Stated task:
What is the number of lines in these entries that include "object"? Write that number and no other text.

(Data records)
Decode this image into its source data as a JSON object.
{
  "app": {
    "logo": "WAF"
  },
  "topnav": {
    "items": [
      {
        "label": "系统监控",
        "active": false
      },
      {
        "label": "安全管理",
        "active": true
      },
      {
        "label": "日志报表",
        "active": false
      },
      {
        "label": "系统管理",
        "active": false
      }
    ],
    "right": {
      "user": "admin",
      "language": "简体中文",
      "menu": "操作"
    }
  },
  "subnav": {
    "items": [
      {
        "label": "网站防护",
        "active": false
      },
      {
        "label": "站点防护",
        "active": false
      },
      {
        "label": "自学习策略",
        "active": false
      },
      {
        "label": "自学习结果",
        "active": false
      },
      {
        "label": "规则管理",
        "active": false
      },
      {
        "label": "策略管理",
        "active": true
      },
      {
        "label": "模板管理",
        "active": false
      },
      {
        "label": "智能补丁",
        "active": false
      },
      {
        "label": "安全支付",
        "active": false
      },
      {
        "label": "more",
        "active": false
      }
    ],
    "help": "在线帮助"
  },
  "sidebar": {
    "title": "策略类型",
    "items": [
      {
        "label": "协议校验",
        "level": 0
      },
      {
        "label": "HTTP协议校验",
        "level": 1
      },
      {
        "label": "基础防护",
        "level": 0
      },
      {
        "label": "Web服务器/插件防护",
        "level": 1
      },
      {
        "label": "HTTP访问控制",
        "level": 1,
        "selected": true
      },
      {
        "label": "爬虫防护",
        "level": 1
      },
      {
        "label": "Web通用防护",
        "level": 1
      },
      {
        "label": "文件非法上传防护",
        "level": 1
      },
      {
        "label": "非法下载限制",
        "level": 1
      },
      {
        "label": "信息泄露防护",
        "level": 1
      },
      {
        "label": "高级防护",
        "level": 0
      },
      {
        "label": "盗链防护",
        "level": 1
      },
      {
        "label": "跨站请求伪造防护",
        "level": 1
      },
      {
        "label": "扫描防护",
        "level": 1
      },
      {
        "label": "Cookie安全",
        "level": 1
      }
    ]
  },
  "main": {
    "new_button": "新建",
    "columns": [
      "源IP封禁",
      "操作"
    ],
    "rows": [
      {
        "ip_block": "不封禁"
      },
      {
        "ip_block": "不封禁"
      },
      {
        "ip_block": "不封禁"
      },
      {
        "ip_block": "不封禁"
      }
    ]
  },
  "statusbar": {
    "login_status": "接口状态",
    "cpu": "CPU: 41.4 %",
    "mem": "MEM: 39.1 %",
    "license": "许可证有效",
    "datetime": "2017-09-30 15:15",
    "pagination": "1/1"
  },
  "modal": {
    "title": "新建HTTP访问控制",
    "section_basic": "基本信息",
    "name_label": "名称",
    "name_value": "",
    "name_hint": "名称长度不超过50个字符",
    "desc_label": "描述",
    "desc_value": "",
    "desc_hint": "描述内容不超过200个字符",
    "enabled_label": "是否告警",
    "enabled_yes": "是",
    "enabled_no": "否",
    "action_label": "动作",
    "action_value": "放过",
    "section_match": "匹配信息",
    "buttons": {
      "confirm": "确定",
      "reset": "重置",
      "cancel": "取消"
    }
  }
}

--

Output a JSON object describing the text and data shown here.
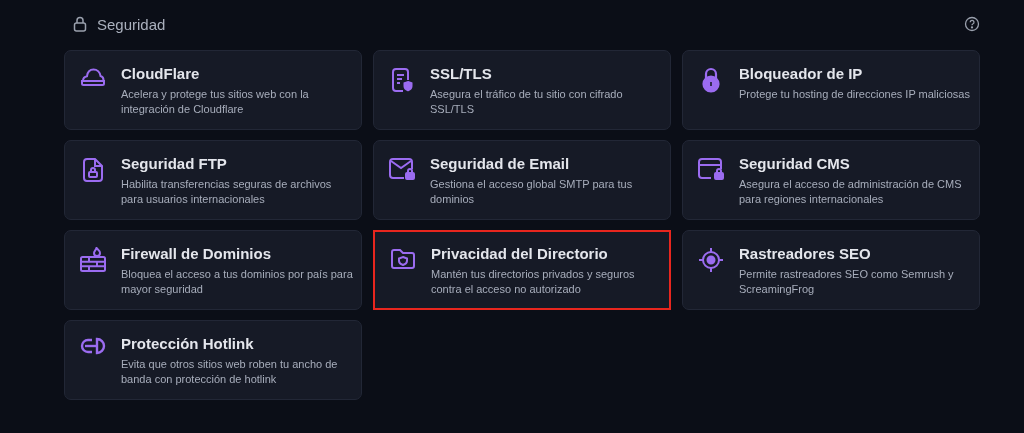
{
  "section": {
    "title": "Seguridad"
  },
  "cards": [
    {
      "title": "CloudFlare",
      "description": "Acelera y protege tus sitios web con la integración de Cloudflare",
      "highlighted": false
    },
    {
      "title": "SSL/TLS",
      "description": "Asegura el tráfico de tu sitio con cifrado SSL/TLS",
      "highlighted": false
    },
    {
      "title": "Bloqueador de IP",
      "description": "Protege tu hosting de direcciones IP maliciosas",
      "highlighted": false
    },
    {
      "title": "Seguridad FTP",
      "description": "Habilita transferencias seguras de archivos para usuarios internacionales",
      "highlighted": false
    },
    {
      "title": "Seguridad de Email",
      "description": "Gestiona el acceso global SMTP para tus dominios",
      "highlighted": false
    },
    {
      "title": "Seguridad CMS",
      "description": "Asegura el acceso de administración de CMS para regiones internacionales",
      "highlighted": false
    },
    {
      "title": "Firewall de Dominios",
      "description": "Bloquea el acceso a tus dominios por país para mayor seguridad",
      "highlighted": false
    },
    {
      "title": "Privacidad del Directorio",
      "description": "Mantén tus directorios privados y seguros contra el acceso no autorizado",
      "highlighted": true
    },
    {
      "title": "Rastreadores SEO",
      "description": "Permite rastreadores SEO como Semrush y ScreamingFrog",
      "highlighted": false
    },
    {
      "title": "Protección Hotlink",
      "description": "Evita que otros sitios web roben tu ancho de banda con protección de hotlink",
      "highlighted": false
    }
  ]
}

Response to the task:
2